__THE EXERCISE__
Select, from the material below, each line with "东北地区及全国" in it.

────────

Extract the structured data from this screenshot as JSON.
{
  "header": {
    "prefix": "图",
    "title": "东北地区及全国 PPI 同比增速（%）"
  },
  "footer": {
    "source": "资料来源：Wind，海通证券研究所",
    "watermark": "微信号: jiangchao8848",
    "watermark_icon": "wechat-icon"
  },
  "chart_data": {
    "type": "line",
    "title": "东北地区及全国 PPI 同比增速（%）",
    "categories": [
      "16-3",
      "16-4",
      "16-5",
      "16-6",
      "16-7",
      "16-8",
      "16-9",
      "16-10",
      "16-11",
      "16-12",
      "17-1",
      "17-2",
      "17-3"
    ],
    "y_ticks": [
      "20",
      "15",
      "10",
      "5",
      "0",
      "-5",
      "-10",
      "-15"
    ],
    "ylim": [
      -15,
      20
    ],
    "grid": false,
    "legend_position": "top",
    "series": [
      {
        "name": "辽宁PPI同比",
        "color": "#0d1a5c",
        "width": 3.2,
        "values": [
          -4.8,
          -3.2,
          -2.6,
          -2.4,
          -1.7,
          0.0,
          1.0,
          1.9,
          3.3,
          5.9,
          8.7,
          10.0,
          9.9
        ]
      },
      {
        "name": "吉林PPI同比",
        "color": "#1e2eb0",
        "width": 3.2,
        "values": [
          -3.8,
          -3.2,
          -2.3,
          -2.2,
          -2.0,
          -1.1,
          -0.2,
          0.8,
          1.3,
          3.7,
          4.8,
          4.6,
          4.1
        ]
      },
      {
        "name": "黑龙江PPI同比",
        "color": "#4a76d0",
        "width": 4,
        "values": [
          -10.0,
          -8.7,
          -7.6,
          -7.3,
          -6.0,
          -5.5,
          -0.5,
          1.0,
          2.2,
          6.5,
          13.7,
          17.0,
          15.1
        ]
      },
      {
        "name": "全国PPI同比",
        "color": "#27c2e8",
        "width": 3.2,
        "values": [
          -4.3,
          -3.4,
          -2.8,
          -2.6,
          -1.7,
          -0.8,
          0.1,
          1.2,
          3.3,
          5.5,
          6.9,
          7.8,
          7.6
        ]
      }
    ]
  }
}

────────

__WRITTEN SOLUTION__
    "title": "东北地区及全国 PPI 同比增速（%）"
    "title": "东北地区及全国 PPI 同比增速（%）",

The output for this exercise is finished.